> **COMPLETE THE FOLLOWING**
a) In the court ruling, how many days was Mr. Osioma given to file and serve his objection?
b) Carry the court ruling forward from its final sentence.

## begin DOCUMENT SEGMENT

Beatrice Apiyo Shikuku & Hesbon Anditi Ochieng (Both suing as Legal Representative of the Estate of Boniface Ong’injo (Deceased) v Royal Hisham Limited [2019] KEHC 10603 (KLR)
Full Case Text
REPUBLIC OF KENYA
IN THE HIGH COURT OF KENYA
AT MOMBASA
CIVIL CASE NO. 519 OF 2011
BEATRICE APIYO SHIKUKU & HESBON ANDITI OCHIENG (Both suing as
Legal Representative of the Estateof
BONIFACE ONG’INJO (Deceased).............................................................PLAINTIFF
VERSUS
ROYAL HISHAM LIMITED......................................................................DEFENDANT
RULING
1. For determination is the plaintiff’s Notice of Motion dated 2. 7.2018 seeking orders that Ms Direct Line Insurance Company Limited be joined to this suit and to be compelled to pay to the Applicant /decree-holder, the full award of general damages not limited to the sum of Kshs. 3,000,000 as capped by Section 3(a) of Insurance ,( Motor Vehicle Third Party Risks), Amendment, Act 2013
2. The application is premised on the grounds that after this court entered judgment for the plaintiff/appellant in the sum of Kshs. 9, 144,760 plus costs and interests the defendant/Respondent while relying on the said provision of Cap 405, opted to pay Kshs. Three million ( Kshs. 3,000,000) and declined to pay the balance a position the Plaintiff/Appellant contends is unconstitutional and therefore the insurer should be joined to these proceedings and ordered to settle decree in full.
3. When the matter first came to court on the 16. 7.2018 Mr. Osioma advocate, appeared for the Defendant Respondent and successfully sought an adjournment and time to file and serve a preliminary objection as an opposition to the application. Nothing was told to court whether the party proposed to be joined was ever served with the application. MR. osioma was granted 7 days to file and serve. However, when the matter came up on the date set for hearing, no opposition had been filed and not even attendance was made. The matter therefore proceeded without any opposition from the Respondent/ judgment-debtor.
4. Having read the record of the application together with the oral submissions and authorities cited, the the issues for determination are those as expressed in the application at prayer 2 but narrowed down to 2 issues as follows:
(i) Should Ms Directline Insurance Company Ltd be joined to these proceedings?
(ii) Should the insurer be compelled to pay the entire decretal sum or has it discharged its statutory obligation by payment of the capped sum?
Joinder
5. The court has the unfettered discretion and jurisdiction to order the joinder of a party at any time of proceedings in order that all issues in controversy between the parties are determined by a single decision. However the joinder can only be ordered where the relief to be sought against the proposed party and the person initially in the suit arise from the same act, transaction or a series of acts or transactions and where if a separate suit were brought against such several persons a common question of law or fact would arise[1].

## end DOCUMENT SEGMENT
## begin EXTRACTED ENTRIES

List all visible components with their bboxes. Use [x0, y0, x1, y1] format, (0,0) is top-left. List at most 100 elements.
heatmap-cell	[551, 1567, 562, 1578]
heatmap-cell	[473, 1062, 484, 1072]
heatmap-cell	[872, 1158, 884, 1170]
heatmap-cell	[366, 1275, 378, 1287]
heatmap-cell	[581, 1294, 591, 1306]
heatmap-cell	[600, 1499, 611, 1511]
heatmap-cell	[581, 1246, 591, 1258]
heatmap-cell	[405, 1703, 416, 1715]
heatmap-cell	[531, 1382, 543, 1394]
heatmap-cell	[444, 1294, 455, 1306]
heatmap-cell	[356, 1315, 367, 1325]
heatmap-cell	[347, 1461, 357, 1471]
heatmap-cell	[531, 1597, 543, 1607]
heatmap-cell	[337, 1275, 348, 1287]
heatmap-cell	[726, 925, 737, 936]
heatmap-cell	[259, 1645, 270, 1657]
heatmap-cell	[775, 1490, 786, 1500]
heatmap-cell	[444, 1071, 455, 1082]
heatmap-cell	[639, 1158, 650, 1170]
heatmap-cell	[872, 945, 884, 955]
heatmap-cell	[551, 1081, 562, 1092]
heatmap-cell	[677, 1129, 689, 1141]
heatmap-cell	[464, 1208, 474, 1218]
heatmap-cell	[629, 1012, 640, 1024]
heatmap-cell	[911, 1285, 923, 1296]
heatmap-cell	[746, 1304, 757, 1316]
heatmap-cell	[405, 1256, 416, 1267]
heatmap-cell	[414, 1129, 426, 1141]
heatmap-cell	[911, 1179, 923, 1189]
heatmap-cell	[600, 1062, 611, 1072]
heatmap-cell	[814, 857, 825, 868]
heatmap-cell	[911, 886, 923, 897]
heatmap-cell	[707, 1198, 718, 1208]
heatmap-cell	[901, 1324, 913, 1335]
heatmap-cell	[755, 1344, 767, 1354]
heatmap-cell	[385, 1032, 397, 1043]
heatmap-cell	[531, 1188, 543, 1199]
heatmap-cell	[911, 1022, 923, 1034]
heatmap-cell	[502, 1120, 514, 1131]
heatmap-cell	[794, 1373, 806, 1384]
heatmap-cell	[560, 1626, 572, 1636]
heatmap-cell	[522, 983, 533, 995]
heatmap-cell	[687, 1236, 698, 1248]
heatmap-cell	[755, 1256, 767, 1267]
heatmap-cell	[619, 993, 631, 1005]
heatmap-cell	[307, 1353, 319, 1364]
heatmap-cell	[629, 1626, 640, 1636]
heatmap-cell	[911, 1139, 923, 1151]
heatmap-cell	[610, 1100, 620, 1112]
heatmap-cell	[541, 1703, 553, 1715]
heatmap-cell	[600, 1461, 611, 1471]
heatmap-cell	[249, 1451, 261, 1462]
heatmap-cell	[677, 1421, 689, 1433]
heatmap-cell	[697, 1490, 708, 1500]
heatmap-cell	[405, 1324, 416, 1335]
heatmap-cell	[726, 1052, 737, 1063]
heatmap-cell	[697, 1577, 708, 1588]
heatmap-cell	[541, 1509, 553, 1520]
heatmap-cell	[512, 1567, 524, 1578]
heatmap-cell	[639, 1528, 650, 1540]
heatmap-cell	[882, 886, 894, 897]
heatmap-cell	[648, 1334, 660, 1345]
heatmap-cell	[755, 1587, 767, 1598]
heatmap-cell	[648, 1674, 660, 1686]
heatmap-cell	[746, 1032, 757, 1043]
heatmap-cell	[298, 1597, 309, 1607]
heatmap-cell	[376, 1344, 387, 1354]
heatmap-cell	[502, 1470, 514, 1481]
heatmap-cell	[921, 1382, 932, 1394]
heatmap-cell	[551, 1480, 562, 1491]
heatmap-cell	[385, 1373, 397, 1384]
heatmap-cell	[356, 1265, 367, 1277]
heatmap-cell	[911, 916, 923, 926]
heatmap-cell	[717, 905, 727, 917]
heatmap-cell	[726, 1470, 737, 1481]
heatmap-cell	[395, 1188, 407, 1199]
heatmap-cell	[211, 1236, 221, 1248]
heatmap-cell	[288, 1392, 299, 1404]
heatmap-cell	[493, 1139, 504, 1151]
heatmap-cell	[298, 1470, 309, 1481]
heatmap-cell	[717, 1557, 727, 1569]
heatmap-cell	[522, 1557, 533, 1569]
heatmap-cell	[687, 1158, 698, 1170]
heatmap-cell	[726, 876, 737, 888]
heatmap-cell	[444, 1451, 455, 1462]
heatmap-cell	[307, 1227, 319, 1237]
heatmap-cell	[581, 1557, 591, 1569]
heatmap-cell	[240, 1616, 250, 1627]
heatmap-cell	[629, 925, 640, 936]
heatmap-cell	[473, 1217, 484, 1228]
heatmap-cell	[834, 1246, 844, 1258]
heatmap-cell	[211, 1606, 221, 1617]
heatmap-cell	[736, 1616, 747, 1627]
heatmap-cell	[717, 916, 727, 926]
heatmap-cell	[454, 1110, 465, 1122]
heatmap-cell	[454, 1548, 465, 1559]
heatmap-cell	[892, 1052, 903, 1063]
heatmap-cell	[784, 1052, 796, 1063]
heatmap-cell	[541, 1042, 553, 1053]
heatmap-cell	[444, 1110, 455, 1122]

## end EXTRACTED ENTRIES

> **ANSWERS FOR THE EXERCISE**
a) 7 days

b)
6. The suit filed against the current defendant was a case founded upon the tort of negligence. That cause of action cannot be alleged or maintained against the person sought to be joined now. From the affidavit and grounds of the application, the proposed party is demonstrated to be connected to the suit on the basis that it was the insurer of the defendant. As between the current defendant and the proposed party, the relationship disclosed is contractual. Any cause of action between them can only be grounded on statutory duty under Section 10 of Cap 405. There is essentially and in truth no common question of Law or fact to be determined in favour of the plaintiff between the defendant and the proposed party.
7. However an order to join a party to the proceedings is intended first and foremost to assist the court to determine all the issues in controversy between the parties. That opportunity for the court to determine all issues in controversy only exist in a pending proceedings but not post judgment as in this case.
8. For all practical purposes any joinder of a party after judgment merely for it to settle a decree cannot pass the test of a fair hearing because the party so joined will not have had the benefit of saying a word before it is bound to meet the decree. That is the basis upon which order 1 Rules 3, 8 and 10 have been interpreted by the superior court in this country to the effect that an order for joinder can only be made before judgment and not after.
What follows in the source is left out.